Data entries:

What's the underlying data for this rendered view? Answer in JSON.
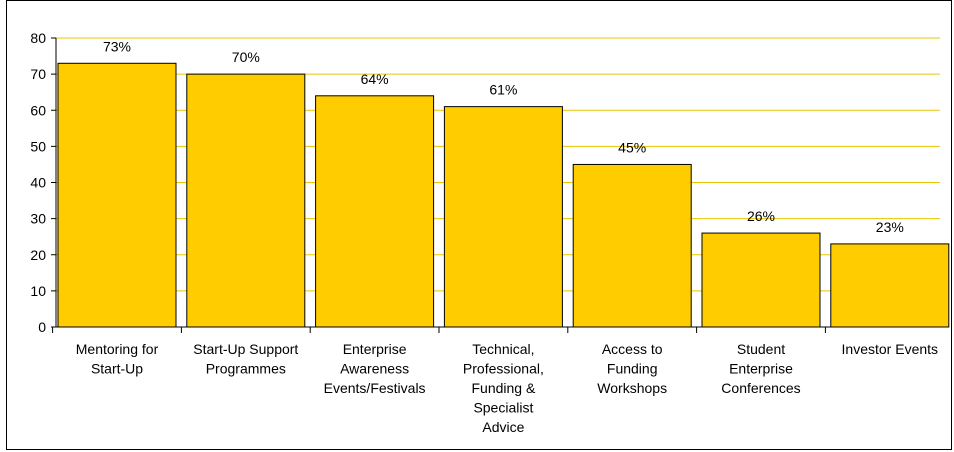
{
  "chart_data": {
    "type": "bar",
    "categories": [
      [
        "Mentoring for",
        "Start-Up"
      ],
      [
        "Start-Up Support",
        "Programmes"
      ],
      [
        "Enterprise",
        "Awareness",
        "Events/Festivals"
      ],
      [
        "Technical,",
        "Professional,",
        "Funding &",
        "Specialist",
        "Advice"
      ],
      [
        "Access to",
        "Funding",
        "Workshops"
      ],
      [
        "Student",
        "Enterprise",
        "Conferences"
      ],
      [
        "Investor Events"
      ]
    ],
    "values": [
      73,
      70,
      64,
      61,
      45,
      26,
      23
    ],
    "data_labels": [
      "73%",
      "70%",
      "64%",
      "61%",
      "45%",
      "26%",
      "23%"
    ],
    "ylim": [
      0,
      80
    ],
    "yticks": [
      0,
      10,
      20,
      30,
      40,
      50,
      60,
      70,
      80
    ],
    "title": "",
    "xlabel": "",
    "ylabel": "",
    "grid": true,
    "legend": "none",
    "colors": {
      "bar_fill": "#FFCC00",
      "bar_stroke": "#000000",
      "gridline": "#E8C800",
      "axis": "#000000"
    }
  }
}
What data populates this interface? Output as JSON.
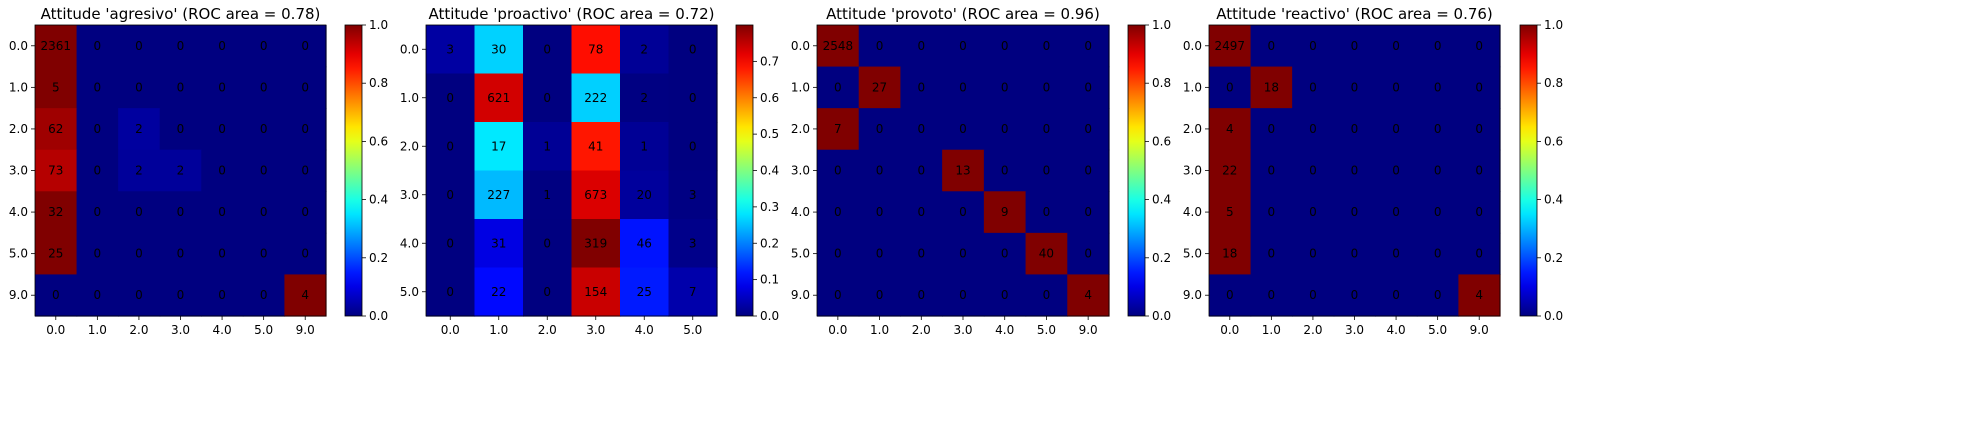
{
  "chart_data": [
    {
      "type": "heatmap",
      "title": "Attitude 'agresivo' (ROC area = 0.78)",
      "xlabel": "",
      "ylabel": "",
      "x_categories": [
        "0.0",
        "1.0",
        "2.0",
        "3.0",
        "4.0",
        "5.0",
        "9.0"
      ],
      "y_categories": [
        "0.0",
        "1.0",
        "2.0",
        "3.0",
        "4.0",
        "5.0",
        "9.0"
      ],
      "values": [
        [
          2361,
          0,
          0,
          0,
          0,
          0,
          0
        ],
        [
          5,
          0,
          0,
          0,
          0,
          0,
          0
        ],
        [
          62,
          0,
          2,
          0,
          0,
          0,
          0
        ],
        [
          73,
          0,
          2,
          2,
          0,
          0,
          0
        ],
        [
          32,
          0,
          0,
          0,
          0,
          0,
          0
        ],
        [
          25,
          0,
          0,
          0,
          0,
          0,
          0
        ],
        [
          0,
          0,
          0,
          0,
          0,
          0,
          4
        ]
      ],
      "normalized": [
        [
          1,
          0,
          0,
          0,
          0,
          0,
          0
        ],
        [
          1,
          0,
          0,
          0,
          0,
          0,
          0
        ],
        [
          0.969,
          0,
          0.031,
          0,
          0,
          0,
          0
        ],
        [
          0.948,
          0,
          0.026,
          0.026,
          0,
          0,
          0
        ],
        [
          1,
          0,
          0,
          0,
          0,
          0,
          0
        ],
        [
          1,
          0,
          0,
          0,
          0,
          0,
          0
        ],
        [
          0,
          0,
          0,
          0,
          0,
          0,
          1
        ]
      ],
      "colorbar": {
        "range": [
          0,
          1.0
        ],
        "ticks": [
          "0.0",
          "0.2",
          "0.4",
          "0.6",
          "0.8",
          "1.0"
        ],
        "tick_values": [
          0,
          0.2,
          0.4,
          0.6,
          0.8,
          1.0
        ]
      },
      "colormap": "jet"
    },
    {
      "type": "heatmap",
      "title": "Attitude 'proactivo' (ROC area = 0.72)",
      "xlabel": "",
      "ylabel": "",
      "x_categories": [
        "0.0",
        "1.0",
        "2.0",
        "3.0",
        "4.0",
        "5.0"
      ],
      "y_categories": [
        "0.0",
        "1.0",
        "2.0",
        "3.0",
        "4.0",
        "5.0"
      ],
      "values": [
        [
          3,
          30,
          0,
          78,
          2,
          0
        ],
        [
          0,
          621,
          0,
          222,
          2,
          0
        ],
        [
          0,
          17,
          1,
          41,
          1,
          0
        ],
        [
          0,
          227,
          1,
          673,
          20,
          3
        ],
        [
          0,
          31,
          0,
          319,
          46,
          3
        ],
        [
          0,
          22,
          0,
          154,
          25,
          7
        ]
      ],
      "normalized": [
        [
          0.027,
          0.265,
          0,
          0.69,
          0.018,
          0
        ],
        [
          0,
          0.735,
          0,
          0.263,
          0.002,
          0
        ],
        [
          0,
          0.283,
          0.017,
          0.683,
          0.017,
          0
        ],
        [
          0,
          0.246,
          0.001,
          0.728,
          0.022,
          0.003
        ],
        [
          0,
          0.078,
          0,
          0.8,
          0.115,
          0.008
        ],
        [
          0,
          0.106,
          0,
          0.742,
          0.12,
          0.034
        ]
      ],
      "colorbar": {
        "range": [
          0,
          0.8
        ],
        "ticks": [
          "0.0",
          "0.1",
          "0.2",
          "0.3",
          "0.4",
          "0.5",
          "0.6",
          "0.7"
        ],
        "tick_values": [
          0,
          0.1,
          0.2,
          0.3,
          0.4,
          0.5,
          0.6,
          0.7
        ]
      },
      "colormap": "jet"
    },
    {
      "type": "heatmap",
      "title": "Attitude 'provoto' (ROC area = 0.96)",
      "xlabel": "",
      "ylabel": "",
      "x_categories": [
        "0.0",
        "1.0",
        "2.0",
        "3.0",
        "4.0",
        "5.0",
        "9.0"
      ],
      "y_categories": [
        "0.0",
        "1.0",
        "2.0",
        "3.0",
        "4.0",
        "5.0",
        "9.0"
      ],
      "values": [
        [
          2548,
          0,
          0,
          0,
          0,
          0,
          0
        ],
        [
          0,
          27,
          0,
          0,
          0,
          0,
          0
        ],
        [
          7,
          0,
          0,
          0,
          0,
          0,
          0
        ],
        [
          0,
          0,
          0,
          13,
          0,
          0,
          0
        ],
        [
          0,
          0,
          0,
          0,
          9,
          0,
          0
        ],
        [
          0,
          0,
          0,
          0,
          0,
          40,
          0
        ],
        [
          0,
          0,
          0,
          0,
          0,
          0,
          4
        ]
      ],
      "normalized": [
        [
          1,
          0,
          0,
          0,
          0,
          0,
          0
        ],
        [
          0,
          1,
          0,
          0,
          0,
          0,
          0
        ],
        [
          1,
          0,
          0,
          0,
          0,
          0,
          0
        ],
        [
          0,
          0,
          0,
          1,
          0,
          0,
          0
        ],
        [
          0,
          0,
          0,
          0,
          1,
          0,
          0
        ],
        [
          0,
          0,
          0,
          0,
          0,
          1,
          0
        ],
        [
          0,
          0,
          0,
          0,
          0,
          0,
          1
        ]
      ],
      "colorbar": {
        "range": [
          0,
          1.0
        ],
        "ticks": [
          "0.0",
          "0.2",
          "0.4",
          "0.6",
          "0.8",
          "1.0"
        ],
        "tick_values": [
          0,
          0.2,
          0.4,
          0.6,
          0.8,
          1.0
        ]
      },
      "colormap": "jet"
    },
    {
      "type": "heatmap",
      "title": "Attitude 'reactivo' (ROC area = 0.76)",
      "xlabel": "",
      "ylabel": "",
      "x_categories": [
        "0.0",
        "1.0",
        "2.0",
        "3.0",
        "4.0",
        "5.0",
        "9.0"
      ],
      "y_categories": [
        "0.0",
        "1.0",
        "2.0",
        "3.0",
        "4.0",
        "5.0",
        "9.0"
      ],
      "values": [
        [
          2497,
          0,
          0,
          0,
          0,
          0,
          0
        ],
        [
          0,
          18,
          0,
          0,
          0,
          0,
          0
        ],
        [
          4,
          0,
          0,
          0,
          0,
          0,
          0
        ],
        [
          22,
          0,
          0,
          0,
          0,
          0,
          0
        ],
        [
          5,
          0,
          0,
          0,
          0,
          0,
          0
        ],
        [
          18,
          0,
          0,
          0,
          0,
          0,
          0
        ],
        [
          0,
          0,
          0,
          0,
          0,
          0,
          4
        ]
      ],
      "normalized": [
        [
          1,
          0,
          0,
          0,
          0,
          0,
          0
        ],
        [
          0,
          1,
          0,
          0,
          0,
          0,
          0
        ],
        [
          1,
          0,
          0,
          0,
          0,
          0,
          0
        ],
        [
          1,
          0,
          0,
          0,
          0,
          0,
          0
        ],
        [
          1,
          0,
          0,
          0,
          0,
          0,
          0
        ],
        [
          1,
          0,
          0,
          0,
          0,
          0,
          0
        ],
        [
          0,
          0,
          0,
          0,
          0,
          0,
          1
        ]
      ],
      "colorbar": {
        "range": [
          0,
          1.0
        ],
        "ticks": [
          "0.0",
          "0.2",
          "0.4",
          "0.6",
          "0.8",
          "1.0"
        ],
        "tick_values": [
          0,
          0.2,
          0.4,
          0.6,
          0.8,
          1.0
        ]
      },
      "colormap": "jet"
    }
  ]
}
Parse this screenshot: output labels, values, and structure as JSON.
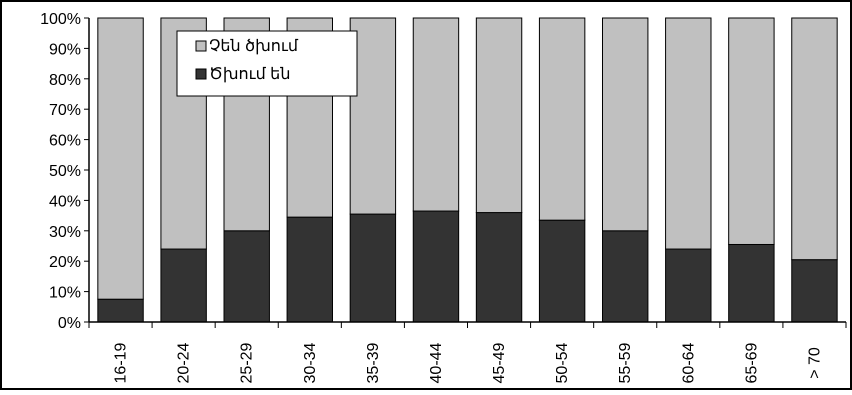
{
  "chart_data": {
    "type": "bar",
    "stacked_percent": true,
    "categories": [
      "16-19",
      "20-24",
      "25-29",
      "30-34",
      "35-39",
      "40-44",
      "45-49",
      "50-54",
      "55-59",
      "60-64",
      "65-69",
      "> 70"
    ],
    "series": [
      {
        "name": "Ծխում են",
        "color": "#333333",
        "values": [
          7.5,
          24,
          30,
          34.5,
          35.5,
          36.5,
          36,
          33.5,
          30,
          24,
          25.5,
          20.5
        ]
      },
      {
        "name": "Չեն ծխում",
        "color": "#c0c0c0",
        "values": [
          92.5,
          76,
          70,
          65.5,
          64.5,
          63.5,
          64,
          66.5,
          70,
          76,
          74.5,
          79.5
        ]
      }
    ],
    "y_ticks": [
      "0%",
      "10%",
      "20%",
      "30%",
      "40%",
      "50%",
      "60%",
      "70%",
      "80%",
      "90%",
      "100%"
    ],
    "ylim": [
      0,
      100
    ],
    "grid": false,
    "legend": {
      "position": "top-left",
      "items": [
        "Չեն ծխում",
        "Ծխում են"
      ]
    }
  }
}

### Task goal:
The pictures stay out; repeat exactly the lines from the one with "Parse this screenshot: output" to the end of the entries above, and nothing else.

### Problem solution:
Parse this screenshot: output labels, values, and structure as JSON.
{
  "chart_data": {
    "type": "bar",
    "stacked_percent": true,
    "categories": [
      "16-19",
      "20-24",
      "25-29",
      "30-34",
      "35-39",
      "40-44",
      "45-49",
      "50-54",
      "55-59",
      "60-64",
      "65-69",
      "> 70"
    ],
    "series": [
      {
        "name": "Ծխում են",
        "color": "#333333",
        "values": [
          7.5,
          24,
          30,
          34.5,
          35.5,
          36.5,
          36,
          33.5,
          30,
          24,
          25.5,
          20.5
        ]
      },
      {
        "name": "Չեն ծխում",
        "color": "#c0c0c0",
        "values": [
          92.5,
          76,
          70,
          65.5,
          64.5,
          63.5,
          64,
          66.5,
          70,
          76,
          74.5,
          79.5
        ]
      }
    ],
    "y_ticks": [
      "0%",
      "10%",
      "20%",
      "30%",
      "40%",
      "50%",
      "60%",
      "70%",
      "80%",
      "90%",
      "100%"
    ],
    "ylim": [
      0,
      100
    ],
    "grid": false,
    "legend": {
      "position": "top-left",
      "items": [
        "Չեն ծխում",
        "Ծխում են"
      ]
    }
  }
}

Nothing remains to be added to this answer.